» **INPUT RECORDS**:
━━━━━━━━━━━━━━━━━━━━━━━━━━━━━━
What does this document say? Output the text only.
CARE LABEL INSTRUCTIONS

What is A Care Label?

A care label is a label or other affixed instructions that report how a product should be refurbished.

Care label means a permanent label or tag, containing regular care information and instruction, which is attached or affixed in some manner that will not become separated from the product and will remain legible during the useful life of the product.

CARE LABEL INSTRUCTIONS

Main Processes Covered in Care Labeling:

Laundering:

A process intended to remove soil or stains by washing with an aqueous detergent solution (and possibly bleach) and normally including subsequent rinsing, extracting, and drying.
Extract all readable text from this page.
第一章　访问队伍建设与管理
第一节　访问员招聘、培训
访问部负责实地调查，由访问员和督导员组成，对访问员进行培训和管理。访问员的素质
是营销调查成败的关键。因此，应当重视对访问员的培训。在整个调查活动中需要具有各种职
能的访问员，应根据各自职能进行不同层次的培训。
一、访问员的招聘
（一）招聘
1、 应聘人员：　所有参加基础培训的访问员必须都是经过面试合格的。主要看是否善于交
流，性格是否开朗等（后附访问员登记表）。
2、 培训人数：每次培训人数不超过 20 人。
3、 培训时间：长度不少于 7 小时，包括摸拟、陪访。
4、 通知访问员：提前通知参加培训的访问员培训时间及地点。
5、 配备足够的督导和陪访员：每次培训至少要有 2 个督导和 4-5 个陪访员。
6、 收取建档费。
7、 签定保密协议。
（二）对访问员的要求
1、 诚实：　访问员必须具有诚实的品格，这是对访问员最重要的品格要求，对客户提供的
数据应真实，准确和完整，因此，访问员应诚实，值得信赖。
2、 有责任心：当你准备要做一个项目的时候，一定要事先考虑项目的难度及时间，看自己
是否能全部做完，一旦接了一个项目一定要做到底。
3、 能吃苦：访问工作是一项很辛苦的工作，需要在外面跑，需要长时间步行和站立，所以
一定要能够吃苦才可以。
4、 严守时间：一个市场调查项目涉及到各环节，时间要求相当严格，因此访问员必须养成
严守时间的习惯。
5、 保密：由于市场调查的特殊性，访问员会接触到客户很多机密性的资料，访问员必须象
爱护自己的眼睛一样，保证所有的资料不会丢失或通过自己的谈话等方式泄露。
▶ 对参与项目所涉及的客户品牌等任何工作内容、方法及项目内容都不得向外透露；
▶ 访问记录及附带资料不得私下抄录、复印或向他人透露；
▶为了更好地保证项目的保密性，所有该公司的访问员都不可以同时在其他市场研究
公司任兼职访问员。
━━━━━━━━━━━━━━━━━━━━━━━━━━━━━━
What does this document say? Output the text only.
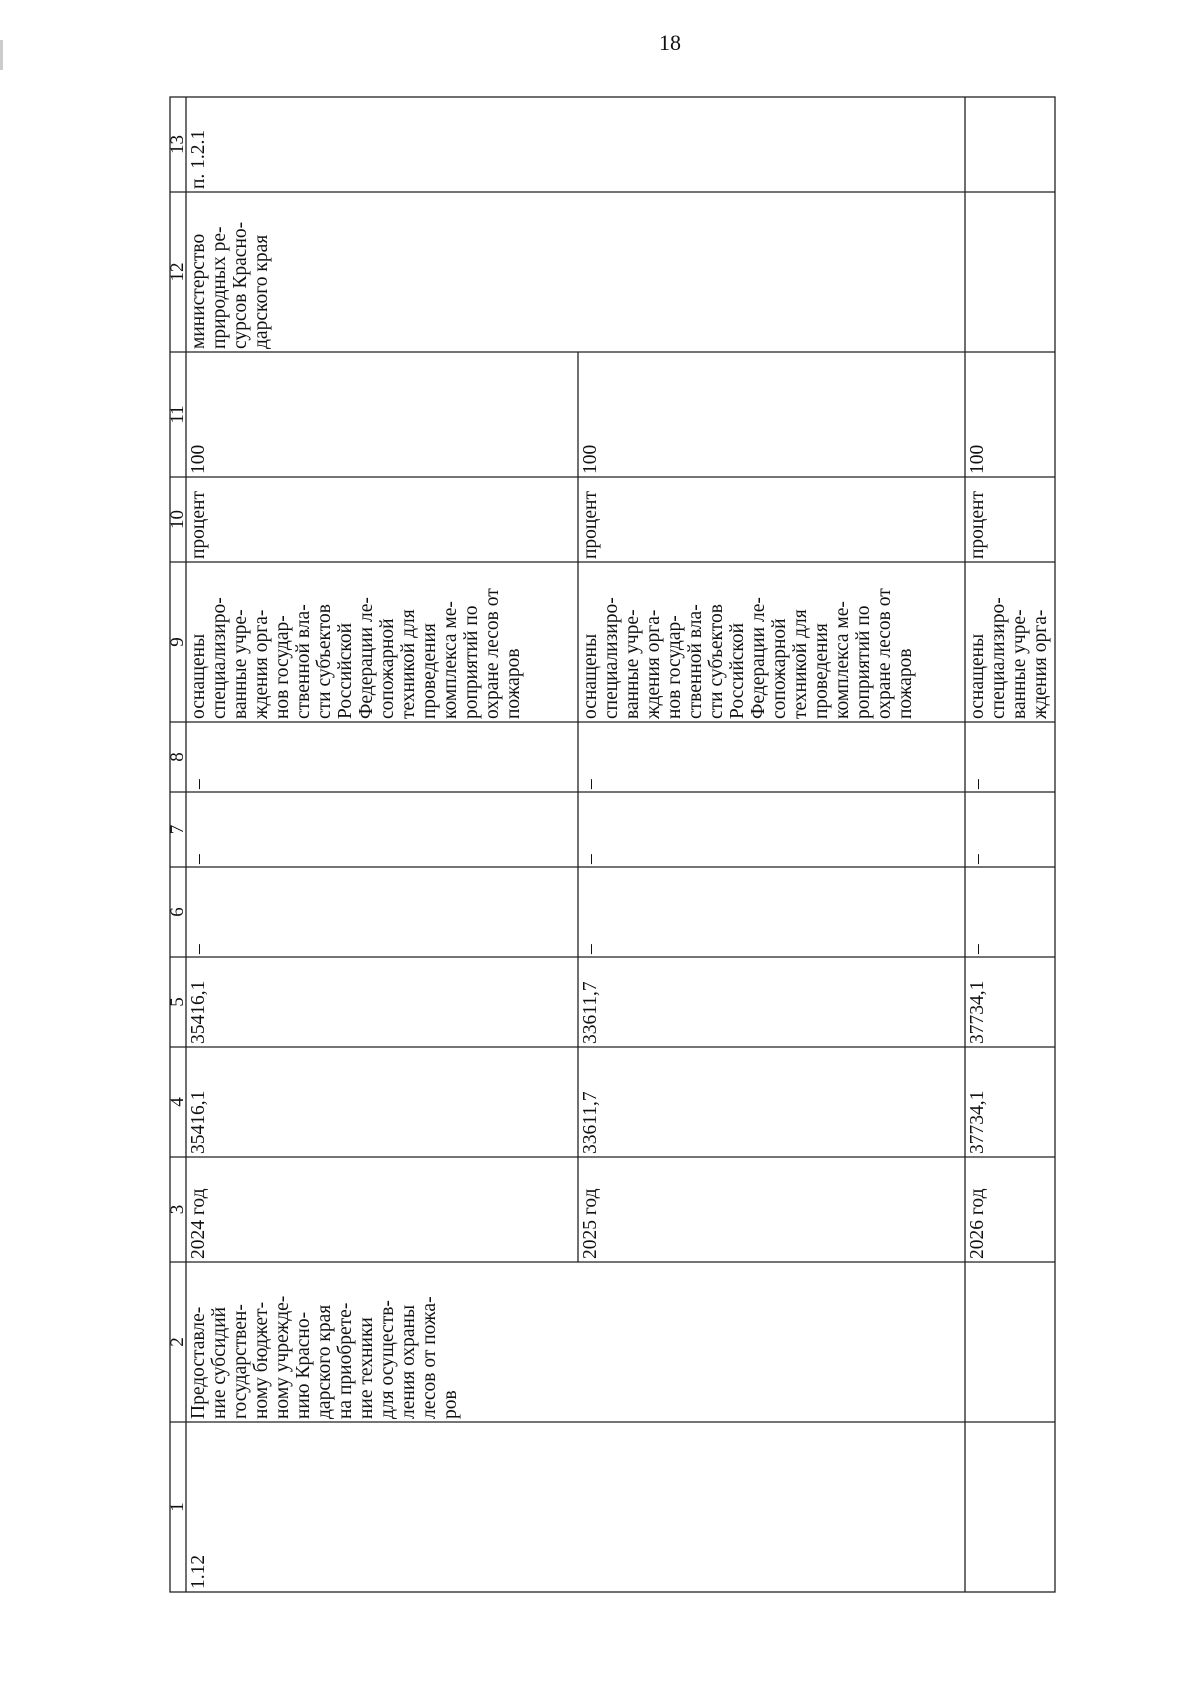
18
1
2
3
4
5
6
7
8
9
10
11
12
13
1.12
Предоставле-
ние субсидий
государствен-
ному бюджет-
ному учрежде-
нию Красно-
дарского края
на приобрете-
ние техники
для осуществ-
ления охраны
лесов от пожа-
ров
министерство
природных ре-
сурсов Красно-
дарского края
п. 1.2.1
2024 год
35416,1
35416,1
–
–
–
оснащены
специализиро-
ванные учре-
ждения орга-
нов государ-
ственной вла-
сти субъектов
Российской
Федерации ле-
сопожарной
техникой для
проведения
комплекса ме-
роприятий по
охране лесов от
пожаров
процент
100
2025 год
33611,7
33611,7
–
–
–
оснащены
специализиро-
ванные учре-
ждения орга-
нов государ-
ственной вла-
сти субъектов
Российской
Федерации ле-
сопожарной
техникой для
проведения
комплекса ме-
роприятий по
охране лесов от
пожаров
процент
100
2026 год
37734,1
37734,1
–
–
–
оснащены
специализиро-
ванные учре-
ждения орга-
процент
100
━━━━━━━━━━━━━━━━━━━━━━━━━━━━━━
» **YOUR INSTRUCTIONS**: Look for "from" and pull out every line that has it.

» **EXERCISE ANSWER**:
Care label means a permanent label or tag, containing regular care information and instruction, which is attached or affixed in some manner that will not become separated from the product and will remain legible during the useful life of the product.
Extract all readable text from this page.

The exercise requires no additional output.